**Passage for review**
------------------------

Our Willets have returned

Willet foraging in the Gulf of Mexico on Egmont Key National Wildlife RefugeWillet foraging in the Gulf of Mexico on Egmont Key National Wildlife Refuge – Nikon D200, handheld, f6.3, 1/1000, ISO 200, Nikkor 80-400mm VR at 300mm, natural light

Yesterday for the first time this season I saw and heard Willets on Antelope Island State Park. Their pill-will-willet calls will soon resonate all along the causeway, the shore of the island and higher into the Sagebrush and grasses.

When the Willets wintered in Florida I would see them foraging in the Gulf of Mexico, tidal lagoons and Spartina marshes. The Willet above was photographed on Egmont Key National Wildlife Refuge which is a spoil island a ferry ride away from Fort De Soto County Park. In 2009 there was a pair of eastern Willets that successfully nested and raised young at Fort De Soto and I believe that was the first time it had been recorded in that location. I saw the young Willets once but they were hidden within the marsh.

------------------------

[Bounding box prediction data]
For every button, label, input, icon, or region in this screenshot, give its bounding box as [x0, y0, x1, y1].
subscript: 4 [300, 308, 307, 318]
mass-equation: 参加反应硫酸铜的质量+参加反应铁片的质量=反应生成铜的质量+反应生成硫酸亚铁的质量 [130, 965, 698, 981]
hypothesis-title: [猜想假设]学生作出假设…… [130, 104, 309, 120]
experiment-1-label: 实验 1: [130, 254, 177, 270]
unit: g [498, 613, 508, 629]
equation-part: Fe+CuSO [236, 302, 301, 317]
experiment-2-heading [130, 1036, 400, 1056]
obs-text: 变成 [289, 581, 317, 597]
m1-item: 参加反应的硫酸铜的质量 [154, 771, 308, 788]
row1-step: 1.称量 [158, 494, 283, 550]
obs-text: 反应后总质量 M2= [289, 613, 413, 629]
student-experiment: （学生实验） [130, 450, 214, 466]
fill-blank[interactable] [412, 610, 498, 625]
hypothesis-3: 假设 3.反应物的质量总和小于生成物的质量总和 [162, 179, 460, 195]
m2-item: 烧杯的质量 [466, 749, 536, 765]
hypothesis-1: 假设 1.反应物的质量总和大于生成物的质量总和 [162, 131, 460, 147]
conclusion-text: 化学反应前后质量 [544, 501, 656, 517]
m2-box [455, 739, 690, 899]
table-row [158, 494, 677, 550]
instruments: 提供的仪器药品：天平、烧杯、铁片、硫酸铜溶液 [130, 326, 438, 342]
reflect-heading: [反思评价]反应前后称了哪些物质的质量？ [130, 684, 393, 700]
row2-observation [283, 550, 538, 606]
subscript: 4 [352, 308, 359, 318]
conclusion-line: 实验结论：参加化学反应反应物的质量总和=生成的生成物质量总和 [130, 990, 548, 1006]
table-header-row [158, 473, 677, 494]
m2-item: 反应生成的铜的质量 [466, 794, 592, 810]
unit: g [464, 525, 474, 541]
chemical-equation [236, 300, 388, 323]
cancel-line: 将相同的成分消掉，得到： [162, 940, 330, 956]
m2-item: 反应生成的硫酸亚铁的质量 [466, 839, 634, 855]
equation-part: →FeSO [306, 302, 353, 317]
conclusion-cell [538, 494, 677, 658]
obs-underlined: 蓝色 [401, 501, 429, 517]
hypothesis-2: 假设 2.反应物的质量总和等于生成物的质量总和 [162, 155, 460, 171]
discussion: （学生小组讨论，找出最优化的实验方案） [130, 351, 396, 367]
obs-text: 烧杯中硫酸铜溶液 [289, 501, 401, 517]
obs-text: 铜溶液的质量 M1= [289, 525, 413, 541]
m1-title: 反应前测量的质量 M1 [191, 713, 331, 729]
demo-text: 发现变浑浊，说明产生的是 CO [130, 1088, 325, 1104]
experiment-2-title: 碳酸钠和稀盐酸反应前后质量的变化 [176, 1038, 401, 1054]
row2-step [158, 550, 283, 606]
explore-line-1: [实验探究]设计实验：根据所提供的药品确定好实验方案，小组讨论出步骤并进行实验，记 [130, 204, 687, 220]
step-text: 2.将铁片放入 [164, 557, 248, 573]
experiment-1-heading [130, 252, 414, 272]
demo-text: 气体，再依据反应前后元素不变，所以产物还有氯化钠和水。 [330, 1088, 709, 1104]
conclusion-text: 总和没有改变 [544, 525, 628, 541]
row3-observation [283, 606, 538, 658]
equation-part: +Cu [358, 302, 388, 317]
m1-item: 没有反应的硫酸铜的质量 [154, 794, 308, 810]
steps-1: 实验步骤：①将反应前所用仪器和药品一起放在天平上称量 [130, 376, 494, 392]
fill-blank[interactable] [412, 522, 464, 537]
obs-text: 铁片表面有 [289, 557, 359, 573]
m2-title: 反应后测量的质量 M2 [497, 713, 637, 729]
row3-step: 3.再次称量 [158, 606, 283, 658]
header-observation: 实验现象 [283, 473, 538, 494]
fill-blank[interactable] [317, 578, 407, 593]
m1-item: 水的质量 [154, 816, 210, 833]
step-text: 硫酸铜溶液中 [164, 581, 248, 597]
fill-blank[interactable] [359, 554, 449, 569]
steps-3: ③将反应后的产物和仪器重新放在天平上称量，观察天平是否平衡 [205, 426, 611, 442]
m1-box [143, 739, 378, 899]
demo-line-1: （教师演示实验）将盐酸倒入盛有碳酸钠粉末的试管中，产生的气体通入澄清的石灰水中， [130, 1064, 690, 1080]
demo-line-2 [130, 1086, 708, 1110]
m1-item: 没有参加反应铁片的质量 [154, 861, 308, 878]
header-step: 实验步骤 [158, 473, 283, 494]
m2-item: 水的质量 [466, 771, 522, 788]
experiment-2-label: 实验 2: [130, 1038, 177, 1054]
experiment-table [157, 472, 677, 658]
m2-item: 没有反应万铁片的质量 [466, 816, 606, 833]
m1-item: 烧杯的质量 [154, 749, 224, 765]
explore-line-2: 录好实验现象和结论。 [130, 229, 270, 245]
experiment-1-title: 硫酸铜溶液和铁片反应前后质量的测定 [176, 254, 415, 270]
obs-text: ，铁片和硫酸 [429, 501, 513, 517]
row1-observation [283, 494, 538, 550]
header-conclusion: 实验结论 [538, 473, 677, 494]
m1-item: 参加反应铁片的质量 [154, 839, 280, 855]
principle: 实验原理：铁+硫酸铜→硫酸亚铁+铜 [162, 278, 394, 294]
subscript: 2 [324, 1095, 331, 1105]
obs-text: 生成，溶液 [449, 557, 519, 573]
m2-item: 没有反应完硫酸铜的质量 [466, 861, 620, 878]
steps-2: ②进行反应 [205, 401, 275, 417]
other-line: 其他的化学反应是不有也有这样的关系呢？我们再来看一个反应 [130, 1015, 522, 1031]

------------------------

**Tasks to complete**
#1 According to the post about Willets, where did a pair of eastern Willets successfully nest and raise young in 2009?
#2 Carry on the post about Willets from its final sentence.

**Answers by task**
#1 At Fort De Soto.

#2
Willet on the rocks of Antelope Island State ParkWillet on the rocks of Antelope Island State Park – Nikon D200, f6.3, 1/1250, ISO 400, +0.3 EV, Nikkor 200-400mm VR with 1.4x TC at 400mm, natural light

The Willets here in Utah breed and nest in the grasslands near ponds or water or close to sagebrush. In the spring the Willets perch high on the sagebrush or rocks and call. And call. And call. I photographed this Willet on the dark rocks near the turn off to Frary Peak Trail a few years ago and although the bird is small in the frame I have always enjoyed this image because it shows the habitat where I find Willets in Utah and I also like the raised wings.

The Willets I saw yesterday were too far away to be photographed but I know I will have them in my viewfinder soon.